▸ Exercise
Render the rows from the start through the line containing "terminal-line: i xyxy=(500,145,508,160)" as a JSON list of strings, with one string per line and blank lines omitted.

[Rows in a dataset]
+---+

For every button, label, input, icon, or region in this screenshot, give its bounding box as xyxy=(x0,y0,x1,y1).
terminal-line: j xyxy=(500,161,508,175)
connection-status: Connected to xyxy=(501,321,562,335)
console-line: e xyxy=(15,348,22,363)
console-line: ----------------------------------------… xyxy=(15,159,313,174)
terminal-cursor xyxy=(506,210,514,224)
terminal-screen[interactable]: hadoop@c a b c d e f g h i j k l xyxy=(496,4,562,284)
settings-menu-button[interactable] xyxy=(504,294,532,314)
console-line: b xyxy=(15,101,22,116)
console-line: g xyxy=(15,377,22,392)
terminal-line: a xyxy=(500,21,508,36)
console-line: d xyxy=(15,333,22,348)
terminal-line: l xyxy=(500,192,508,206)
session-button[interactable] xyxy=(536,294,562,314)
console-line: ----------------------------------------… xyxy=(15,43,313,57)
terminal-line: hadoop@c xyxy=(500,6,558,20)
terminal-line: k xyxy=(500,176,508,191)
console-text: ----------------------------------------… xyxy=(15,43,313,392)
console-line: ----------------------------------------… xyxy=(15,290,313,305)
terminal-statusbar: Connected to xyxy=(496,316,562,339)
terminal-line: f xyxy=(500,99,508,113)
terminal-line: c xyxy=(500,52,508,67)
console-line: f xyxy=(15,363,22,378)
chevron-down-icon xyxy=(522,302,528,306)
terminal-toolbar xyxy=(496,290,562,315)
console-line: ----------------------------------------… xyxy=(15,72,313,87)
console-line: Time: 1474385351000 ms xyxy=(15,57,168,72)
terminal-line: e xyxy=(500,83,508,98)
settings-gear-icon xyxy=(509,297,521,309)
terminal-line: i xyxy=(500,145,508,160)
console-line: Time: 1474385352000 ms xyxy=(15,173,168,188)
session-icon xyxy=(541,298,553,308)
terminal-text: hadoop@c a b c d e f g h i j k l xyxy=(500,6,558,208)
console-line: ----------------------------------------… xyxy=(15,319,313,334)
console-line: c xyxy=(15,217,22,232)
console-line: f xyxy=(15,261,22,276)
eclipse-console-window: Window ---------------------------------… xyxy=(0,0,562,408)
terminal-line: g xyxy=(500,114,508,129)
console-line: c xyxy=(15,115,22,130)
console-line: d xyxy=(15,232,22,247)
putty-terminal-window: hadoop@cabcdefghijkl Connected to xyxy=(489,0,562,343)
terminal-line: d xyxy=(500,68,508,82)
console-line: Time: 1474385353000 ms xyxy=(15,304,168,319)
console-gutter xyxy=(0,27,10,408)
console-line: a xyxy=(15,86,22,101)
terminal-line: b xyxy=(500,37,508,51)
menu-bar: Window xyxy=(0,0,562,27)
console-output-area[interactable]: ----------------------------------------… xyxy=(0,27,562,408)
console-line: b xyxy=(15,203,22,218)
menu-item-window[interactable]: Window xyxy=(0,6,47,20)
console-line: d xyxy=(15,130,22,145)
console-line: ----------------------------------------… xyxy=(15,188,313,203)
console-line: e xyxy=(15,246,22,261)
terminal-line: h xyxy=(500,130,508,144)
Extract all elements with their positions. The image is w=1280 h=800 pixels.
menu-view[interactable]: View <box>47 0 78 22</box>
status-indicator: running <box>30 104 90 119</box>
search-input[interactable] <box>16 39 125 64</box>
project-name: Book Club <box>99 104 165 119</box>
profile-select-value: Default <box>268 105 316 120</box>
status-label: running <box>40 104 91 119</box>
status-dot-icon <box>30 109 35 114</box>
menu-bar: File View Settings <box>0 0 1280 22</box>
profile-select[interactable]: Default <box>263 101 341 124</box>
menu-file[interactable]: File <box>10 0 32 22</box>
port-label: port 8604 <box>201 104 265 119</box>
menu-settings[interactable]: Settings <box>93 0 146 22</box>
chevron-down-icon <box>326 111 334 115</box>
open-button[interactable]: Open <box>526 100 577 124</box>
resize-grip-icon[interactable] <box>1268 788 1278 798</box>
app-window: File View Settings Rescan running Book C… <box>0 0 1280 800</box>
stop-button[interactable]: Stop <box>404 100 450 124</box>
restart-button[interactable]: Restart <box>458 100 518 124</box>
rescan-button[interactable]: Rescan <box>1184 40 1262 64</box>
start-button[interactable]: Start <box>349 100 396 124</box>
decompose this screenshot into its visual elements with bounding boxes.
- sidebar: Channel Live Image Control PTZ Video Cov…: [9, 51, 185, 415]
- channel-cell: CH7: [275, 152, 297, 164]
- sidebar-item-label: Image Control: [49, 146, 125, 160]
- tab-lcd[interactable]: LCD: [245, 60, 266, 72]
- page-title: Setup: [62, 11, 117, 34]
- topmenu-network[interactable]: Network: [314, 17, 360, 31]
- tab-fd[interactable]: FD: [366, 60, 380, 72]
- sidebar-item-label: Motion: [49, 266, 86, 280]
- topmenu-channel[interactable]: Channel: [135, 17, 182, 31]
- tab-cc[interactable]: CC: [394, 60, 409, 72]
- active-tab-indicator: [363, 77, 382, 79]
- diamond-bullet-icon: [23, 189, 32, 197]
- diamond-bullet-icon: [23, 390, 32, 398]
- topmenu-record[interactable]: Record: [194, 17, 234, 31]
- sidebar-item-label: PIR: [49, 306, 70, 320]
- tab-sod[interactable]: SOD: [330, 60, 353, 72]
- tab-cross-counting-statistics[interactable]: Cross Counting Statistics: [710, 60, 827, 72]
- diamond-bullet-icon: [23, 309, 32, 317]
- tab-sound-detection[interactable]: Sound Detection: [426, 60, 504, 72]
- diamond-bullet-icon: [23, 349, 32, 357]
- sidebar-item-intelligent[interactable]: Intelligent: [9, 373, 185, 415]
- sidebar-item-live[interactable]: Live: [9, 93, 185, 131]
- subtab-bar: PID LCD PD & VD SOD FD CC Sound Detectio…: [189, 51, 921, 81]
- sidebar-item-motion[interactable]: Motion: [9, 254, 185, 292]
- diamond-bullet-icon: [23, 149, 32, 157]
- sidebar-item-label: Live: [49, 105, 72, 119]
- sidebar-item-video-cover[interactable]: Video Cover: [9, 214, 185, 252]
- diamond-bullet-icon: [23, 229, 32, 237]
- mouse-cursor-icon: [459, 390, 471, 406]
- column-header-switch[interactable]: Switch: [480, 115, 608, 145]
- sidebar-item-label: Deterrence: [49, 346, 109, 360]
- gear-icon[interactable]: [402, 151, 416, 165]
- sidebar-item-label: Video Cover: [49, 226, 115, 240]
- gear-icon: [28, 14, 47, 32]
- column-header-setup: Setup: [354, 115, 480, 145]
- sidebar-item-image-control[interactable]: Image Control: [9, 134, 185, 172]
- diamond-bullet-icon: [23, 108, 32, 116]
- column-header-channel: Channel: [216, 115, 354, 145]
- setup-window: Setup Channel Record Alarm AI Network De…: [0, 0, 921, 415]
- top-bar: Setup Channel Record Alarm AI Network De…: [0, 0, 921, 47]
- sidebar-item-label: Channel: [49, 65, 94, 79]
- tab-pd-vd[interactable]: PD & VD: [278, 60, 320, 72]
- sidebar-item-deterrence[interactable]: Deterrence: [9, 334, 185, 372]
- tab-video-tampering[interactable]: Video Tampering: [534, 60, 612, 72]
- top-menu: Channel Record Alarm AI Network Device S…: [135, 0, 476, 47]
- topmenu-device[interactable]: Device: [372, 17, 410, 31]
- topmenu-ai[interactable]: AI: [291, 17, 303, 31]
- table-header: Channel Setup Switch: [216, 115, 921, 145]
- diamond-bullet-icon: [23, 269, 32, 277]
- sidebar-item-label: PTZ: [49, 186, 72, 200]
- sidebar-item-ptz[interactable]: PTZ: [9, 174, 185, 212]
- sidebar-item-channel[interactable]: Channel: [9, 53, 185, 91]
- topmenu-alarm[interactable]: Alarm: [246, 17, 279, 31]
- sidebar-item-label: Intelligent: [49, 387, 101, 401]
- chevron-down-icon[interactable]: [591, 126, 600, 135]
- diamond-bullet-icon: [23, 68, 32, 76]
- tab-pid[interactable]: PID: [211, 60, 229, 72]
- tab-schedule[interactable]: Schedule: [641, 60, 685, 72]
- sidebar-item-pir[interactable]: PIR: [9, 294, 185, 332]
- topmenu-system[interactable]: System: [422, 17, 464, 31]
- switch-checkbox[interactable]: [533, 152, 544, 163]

+---+

▸ Expected output
[
  "For every button, label, input, icon, or region in this screenshot, give its bounding box as xyxy=(x0,y0,x1,y1).",
  "terminal-line: j xyxy=(500,161,508,175)",
  "connection-status: Connected to xyxy=(501,321,562,335)",
  "console-line: e xyxy=(15,348,22,363)",
  "console-line: ----------------------------------------… xyxy=(15,159,313,174)",
  "terminal-cursor xyxy=(506,210,514,224)",
  "terminal-screen[interactable]: hadoop@c a b c d e f g h i j k l xyxy=(496,4,562,284)",
  "settings-menu-button[interactable] xyxy=(504,294,532,314)",
  "console-line: b xyxy=(15,101,22,116)",
  "console-line: g xyxy=(15,377,22,392)",
  "terminal-line: a xyxy=(500,21,508,36)",
  "console-line: d xyxy=(15,333,22,348)",
  "terminal-line: l xyxy=(500,192,508,206)",
  "session-button[interactable] xyxy=(536,294,562,314)",
  "console-line: ----------------------------------------… xyxy=(15,43,313,57)",
  "terminal-line: hadoop@c xyxy=(500,6,558,20)",
  "terminal-line: k xyxy=(500,176,508,191)",
  "console-text: ----------------------------------------… xyxy=(15,43,313,392)",
  "console-line: ----------------------------------------… xyxy=(15,290,313,305)",
  "terminal-statusbar: Connected to xyxy=(496,316,562,339)",
  "terminal-line: f xyxy=(500,99,508,113)",
  "terminal-line: c xyxy=(500,52,508,67)",
  "console-line: f xyxy=(15,363,22,378)",
  "chevron-down-icon xyxy=(522,302,528,306)",
  "terminal-toolbar xyxy=(496,290,562,315)",
  "console-line: ----------------------------------------… xyxy=(15,72,313,87)",
  "console-line: Time: 1474385351000 ms xyxy=(15,57,168,72)",
  "terminal-line: e xyxy=(500,83,508,98)",
  "settings-gear-icon xyxy=(509,297,521,309)",
  "terminal-line: i xyxy=(500,145,508,160)"
]